__Stated goal__.
Find every line with "医技科室" in it, then report how many there are and nothing more.

__Materials provided__.
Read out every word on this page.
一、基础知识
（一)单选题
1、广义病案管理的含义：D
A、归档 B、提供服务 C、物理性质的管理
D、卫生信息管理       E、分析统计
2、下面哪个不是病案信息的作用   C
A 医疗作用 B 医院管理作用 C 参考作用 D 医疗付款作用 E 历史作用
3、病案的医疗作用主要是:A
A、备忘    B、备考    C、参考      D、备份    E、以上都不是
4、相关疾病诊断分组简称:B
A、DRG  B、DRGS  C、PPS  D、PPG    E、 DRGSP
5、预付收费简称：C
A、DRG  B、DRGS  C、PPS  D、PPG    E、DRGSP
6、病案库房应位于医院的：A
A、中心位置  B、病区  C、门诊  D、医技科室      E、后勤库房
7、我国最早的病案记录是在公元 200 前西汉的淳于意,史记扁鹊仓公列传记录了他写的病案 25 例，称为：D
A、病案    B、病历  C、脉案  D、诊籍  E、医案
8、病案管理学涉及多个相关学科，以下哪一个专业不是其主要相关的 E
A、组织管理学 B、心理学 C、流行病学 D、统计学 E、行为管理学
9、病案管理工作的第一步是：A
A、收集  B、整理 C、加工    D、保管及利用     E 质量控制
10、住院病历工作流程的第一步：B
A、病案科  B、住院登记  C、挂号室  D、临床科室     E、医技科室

__Answer__.
2